[Data for this task]:
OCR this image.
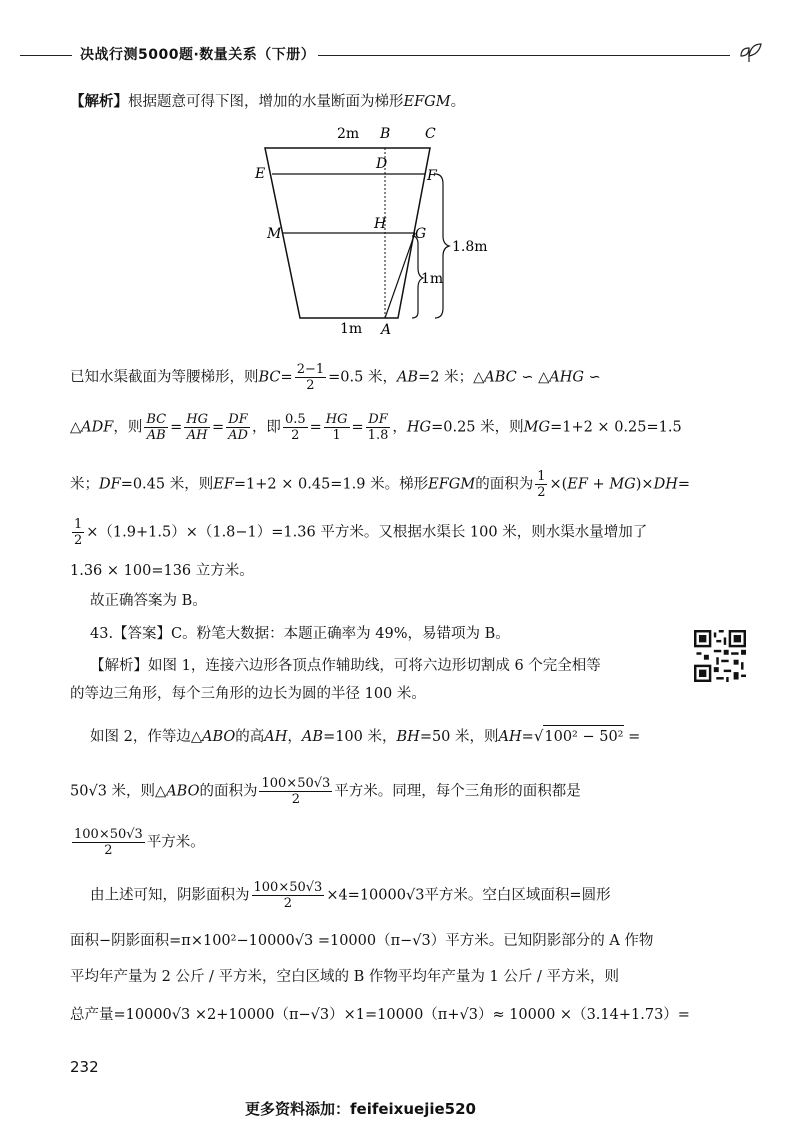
决战行测5000题·数量关系（下册）
【解析】根据题意可得下图，增加的水量断面为梯形EFGM。
2m B C
D
E	F
M
H
G
1m A
1.8m
1m
已知水渠截面为等腰梯形，则$BC= \frac{2-1}{2} =0.5$ 米，AB=2 米；△ABC ∽ △AHG ∽
△ADF，则 $\frac{BC}{AB} = \frac{HG}{AH} = \frac{DF}{AD}$ ，即 $\frac{0.5}{2} = \frac{HG}{1} = \frac{DF}{1.8}$ ，HG=0.25 米，则MG=1+2 × 0.25=1.5
米；DF=0.45 米，则EF=1+2 × 0.45=1.9 米。梯形EFGM的面积为 $\frac{1}{2} \times(EF + MG)\times DH=$
$\frac{1}{2} \times(1.9+1.5)\times(1.8-1)=1.36$ 平方米。又根据水渠长 100 米，则水渠水量增加了
1.36 × 100=136 立方米。
故正确答案为 B。
43.【答案】C。粉笔大数据：本题正确率为 49%，易错项为 B。
【解析】如图 1，连接六边形各顶点作辅助线，可将六边形切割成 6 个完全相等
的等边三角形，每个三角形的边长为圆的半径 100 米。
如图 2，作等边△ABO的高AH，AB=100 米，BH=50 米，则AH=√100² − 50² =
50√3 米，则△ABO的面积为 $\frac{100\times 50√3}{2}$ 平方米。同理，每个三角形的面积都是
$\frac{100\times 50√3}{2}$ 平方米。
由上述可知，阴影面积为 $\frac{100\times 50√3}{2} \times 4=10000√3$平方米。空白区域面积=圆形
面积−阴影面积=π×100²−10000√3 =10000（π−√3）平方米。已知阴影部分的 A 作物
平均年产量为 2 公斤 / 平方米，空白区域的 B 作物平均年产量为 1 公斤 / 平方米，则
总产量=10000√3 ×2+10000（π−√3）×1=10000（π+√3）≈ 10000 ×（3.14+1.73）=
232
更多资料添加：feifeixuejie520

[Given request]: Repeat the material above verbatim, with no pictures in the output.

[Solution below]:
OCR this image.
决战行测5000题·数量关系（下册）
【解析】根据题意可得下图，增加的水量断面为梯形EFGM。
2m B C
D
E	F
M
H
G
1m A
1.8m
1m
已知水渠截面为等腰梯形，则$BC= \frac{2-1}{2} =0.5$ 米，AB=2 米；△ABC ∽ △AHG ∽
△ADF，则 $\frac{BC}{AB} = \frac{HG}{AH} = \frac{DF}{AD}$ ，即 $\frac{0.5}{2} = \frac{HG}{1} = \frac{DF}{1.8}$ ，HG=0.25 米，则MG=1+2 × 0.25=1.5
米；DF=0.45 米，则EF=1+2 × 0.45=1.9 米。梯形EFGM的面积为 $\frac{1}{2} \times(EF + MG)\times DH=$
$\frac{1}{2} \times(1.9+1.5)\times(1.8-1)=1.36$ 平方米。又根据水渠长 100 米，则水渠水量增加了
1.36 × 100=136 立方米。
故正确答案为 B。
43.【答案】C。粉笔大数据：本题正确率为 49%，易错项为 B。
【解析】如图 1，连接六边形各顶点作辅助线，可将六边形切割成 6 个完全相等
的等边三角形，每个三角形的边长为圆的半径 100 米。
如图 2，作等边△ABO的高AH，AB=100 米，BH=50 米，则AH=√100² − 50² =
50√3 米，则△ABO的面积为 $\frac{100\times 50√3}{2}$ 平方米。同理，每个三角形的面积都是
$\frac{100\times 50√3}{2}$ 平方米。
由上述可知，阴影面积为 $\frac{100\times 50√3}{2} \times 4=10000√3$平方米。空白区域面积=圆形
面积−阴影面积=π×100²−10000√3 =10000（π−√3）平方米。已知阴影部分的 A 作物
平均年产量为 2 公斤 / 平方米，空白区域的 B 作物平均年产量为 1 公斤 / 平方米，则
总产量=10000√3 ×2+10000（π−√3）×1=10000（π+√3）≈ 10000 ×（3.14+1.73）=
232
更多资料添加：feifeixuejie520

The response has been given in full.